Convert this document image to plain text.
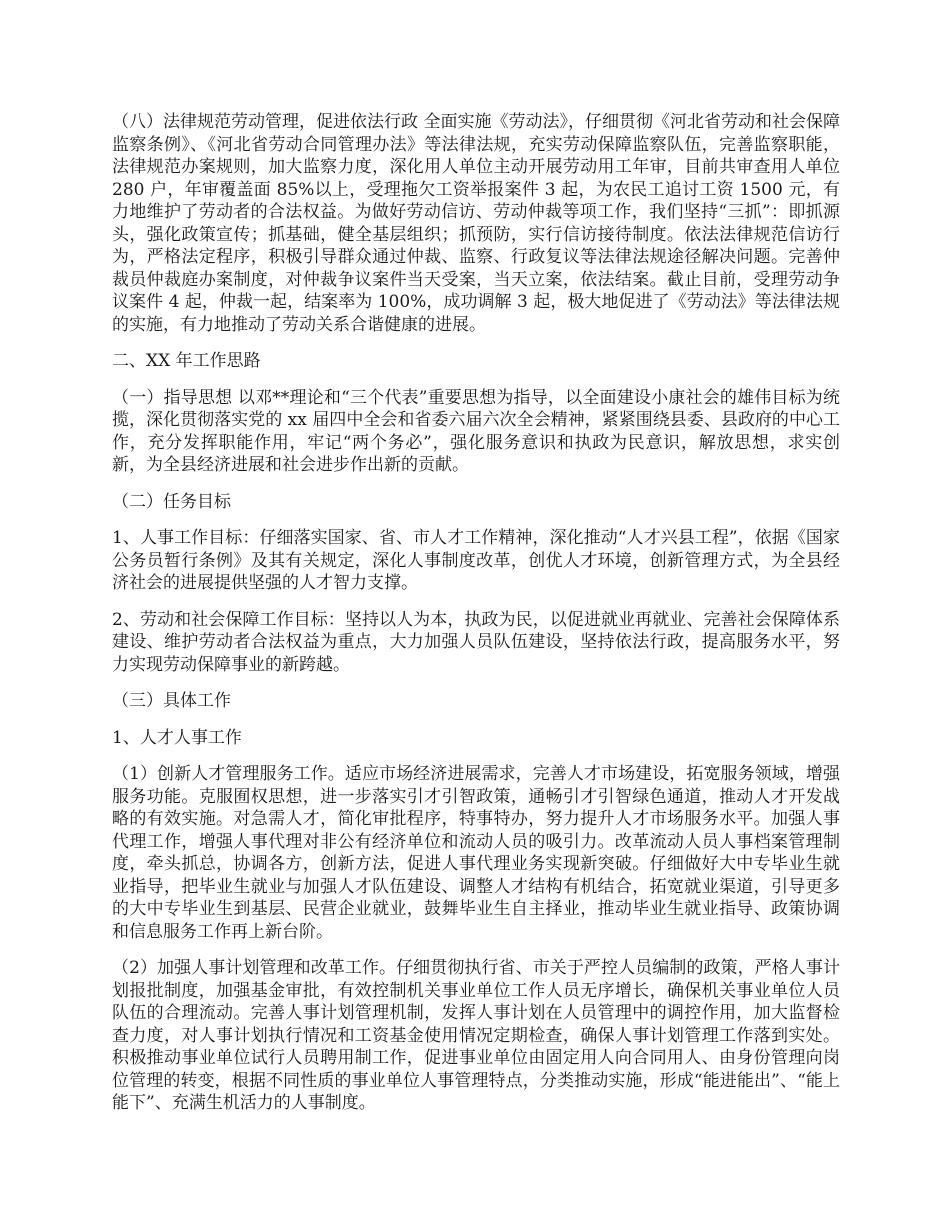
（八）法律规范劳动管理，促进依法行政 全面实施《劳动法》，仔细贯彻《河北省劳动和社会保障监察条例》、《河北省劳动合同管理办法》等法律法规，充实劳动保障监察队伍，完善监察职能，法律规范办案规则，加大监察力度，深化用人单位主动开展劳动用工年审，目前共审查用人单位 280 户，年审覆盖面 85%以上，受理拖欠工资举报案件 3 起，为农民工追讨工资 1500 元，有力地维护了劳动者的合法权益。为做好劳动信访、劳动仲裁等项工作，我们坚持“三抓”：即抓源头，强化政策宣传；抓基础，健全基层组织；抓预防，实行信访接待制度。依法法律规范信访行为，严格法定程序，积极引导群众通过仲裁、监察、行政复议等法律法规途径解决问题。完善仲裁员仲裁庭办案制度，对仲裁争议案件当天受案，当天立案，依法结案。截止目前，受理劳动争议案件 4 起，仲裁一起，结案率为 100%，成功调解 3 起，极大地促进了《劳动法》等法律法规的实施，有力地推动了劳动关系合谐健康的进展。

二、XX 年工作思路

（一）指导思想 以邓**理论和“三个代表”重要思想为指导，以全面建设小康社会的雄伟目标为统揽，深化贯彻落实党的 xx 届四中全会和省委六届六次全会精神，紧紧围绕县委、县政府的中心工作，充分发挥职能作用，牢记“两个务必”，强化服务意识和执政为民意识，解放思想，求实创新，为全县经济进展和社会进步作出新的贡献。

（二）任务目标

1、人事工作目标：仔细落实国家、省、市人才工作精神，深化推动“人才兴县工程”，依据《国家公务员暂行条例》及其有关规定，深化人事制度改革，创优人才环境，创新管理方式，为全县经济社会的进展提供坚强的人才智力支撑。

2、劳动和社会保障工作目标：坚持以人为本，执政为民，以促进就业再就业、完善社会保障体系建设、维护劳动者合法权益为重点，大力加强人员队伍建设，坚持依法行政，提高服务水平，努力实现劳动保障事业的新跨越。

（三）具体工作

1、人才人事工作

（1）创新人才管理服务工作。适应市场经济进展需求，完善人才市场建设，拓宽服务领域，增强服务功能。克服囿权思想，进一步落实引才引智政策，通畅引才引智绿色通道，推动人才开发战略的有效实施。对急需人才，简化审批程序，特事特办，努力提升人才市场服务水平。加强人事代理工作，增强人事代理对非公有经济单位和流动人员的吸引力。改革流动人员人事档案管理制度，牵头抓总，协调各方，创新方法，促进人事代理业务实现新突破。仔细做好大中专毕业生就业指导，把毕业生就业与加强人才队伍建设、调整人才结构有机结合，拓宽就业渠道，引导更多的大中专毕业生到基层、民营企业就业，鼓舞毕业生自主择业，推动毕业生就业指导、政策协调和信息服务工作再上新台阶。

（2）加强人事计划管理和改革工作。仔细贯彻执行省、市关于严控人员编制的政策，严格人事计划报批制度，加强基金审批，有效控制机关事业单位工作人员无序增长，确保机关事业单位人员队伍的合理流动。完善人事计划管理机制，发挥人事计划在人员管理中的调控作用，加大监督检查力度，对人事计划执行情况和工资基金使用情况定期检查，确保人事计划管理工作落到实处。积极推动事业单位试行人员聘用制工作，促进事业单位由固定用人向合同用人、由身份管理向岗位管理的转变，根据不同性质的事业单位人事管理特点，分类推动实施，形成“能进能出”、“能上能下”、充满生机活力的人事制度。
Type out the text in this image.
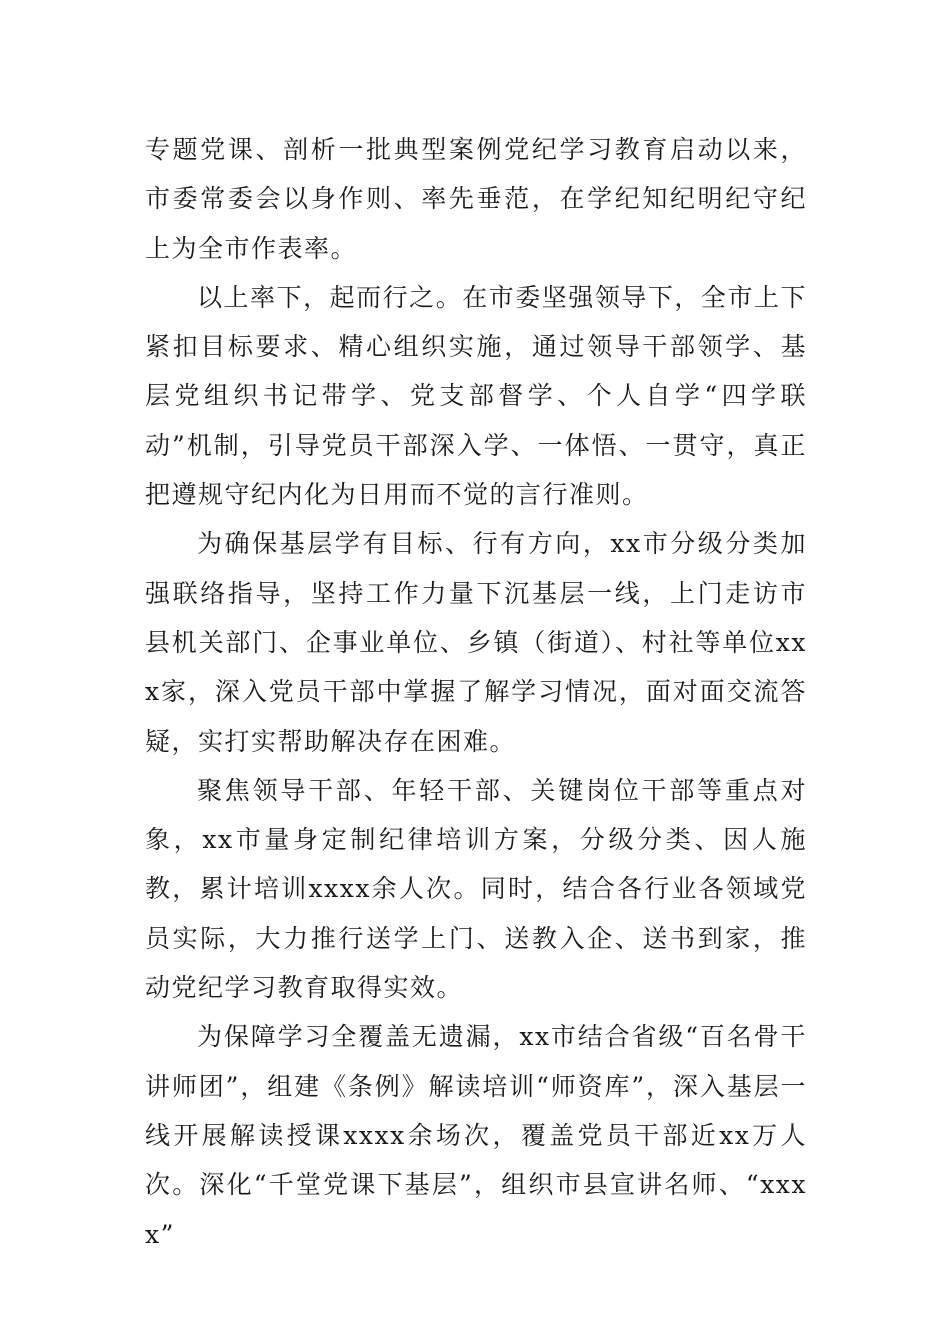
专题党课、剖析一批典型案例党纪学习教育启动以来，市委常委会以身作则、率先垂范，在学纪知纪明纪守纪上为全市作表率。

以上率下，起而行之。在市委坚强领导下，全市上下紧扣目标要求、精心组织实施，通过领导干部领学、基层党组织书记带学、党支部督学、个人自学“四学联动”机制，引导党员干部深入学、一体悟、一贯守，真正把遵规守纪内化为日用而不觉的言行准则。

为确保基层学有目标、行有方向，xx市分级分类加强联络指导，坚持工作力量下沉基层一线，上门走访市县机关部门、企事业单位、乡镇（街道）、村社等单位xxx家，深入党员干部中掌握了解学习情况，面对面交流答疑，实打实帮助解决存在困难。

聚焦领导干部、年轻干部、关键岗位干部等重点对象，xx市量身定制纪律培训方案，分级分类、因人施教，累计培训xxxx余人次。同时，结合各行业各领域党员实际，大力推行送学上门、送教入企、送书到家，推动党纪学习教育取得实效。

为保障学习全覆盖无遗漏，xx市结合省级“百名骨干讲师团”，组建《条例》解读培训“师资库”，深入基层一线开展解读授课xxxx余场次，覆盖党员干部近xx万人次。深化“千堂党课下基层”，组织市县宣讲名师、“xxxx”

» **REQUEST**: Copy the records above exactly. The pictures are not part of the copy.

» **RESPONSE TO THE TASK**:
Convert this document image to plain text.
（八）法律规范劳动管理，促进依法行政 全面实施《劳动法》，仔细贯彻《河北省劳动和社会保障监察条例》、《河北省劳动合同管理办法》等法律法规，充实劳动保障监察队伍，完善监察职能，法律规范办案规则，加大监察力度，深化用人单位主动开展劳动用工年审，目前共审查用人单位 280 户，年审覆盖面 85%以上，受理拖欠工资举报案件 3 起，为农民工追讨工资 1500 元，有力地维护了劳动者的合法权益。为做好劳动信访、劳动仲裁等项工作，我们坚持“三抓”：即抓源头，强化政策宣传；抓基础，健全基层组织；抓预防，实行信访接待制度。依法法律规范信访行为，严格法定程序，积极引导群众通过仲裁、监察、行政复议等法律法规途径解决问题。完善仲裁员仲裁庭办案制度，对仲裁争议案件当天受案，当天立案，依法结案。截止目前，受理劳动争议案件 4 起，仲裁一起，结案率为 100%，成功调解 3 起，极大地促进了《劳动法》等法律法规的实施，有力地推动了劳动关系合谐健康的进展。

二、XX 年工作思路

（一）指导思想 以邓**理论和“三个代表”重要思想为指导，以全面建设小康社会的雄伟目标为统揽，深化贯彻落实党的 xx 届四中全会和省委六届六次全会精神，紧紧围绕县委、县政府的中心工作，充分发挥职能作用，牢记“两个务必”，强化服务意识和执政为民意识，解放思想，求实创新，为全县经济进展和社会进步作出新的贡献。

（二）任务目标

1、人事工作目标：仔细落实国家、省、市人才工作精神，深化推动“人才兴县工程”，依据《国家公务员暂行条例》及其有关规定，深化人事制度改革，创优人才环境，创新管理方式，为全县经济社会的进展提供坚强的人才智力支撑。

2、劳动和社会保障工作目标：坚持以人为本，执政为民，以促进就业再就业、完善社会保障体系建设、维护劳动者合法权益为重点，大力加强人员队伍建设，坚持依法行政，提高服务水平，努力实现劳动保障事业的新跨越。

（三）具体工作

1、人才人事工作

（1）创新人才管理服务工作。适应市场经济进展需求，完善人才市场建设，拓宽服务领域，增强服务功能。克服囿权思想，进一步落实引才引智政策，通畅引才引智绿色通道，推动人才开发战略的有效实施。对急需人才，简化审批程序，特事特办，努力提升人才市场服务水平。加强人事代理工作，增强人事代理对非公有经济单位和流动人员的吸引力。改革流动人员人事档案管理制度，牵头抓总，协调各方，创新方法，促进人事代理业务实现新突破。仔细做好大中专毕业生就业指导，把毕业生就业与加强人才队伍建设、调整人才结构有机结合，拓宽就业渠道，引导更多的大中专毕业生到基层、民营企业就业，鼓舞毕业生自主择业，推动毕业生就业指导、政策协调和信息服务工作再上新台阶。

（2）加强人事计划管理和改革工作。仔细贯彻执行省、市关于严控人员编制的政策，严格人事计划报批制度，加强基金审批，有效控制机关事业单位工作人员无序增长，确保机关事业单位人员队伍的合理流动。完善人事计划管理机制，发挥人事计划在人员管理中的调控作用，加大监督检查力度，对人事计划执行情况和工资基金使用情况定期检查，确保人事计划管理工作落到实处。积极推动事业单位试行人员聘用制工作，促进事业单位由固定用人向合同用人、由身份管理向岗位管理的转变，根据不同性质的事业单位人事管理特点，分类推动实施，形成“能进能出”、“能上能下”、充满生机活力的人事制度。
Type out the text in this image.
专题党课、剖析一批典型案例党纪学习教育启动以来，市委常委会以身作则、率先垂范，在学纪知纪明纪守纪上为全市作表率。

以上率下，起而行之。在市委坚强领导下，全市上下紧扣目标要求、精心组织实施，通过领导干部领学、基层党组织书记带学、党支部督学、个人自学“四学联动”机制，引导党员干部深入学、一体悟、一贯守，真正把遵规守纪内化为日用而不觉的言行准则。

为确保基层学有目标、行有方向，xx市分级分类加强联络指导，坚持工作力量下沉基层一线，上门走访市县机关部门、企事业单位、乡镇（街道）、村社等单位xxx家，深入党员干部中掌握了解学习情况，面对面交流答疑，实打实帮助解决存在困难。

聚焦领导干部、年轻干部、关键岗位干部等重点对象，xx市量身定制纪律培训方案，分级分类、因人施教，累计培训xxxx余人次。同时，结合各行业各领域党员实际，大力推行送学上门、送教入企、送书到家，推动党纪学习教育取得实效。

为保障学习全覆盖无遗漏，xx市结合省级“百名骨干讲师团”，组建《条例》解读培训“师资库”，深入基层一线开展解读授课xxxx余场次，覆盖党员干部近xx万人次。深化“千堂党课下基层”，组织市县宣讲名师、“xxxx”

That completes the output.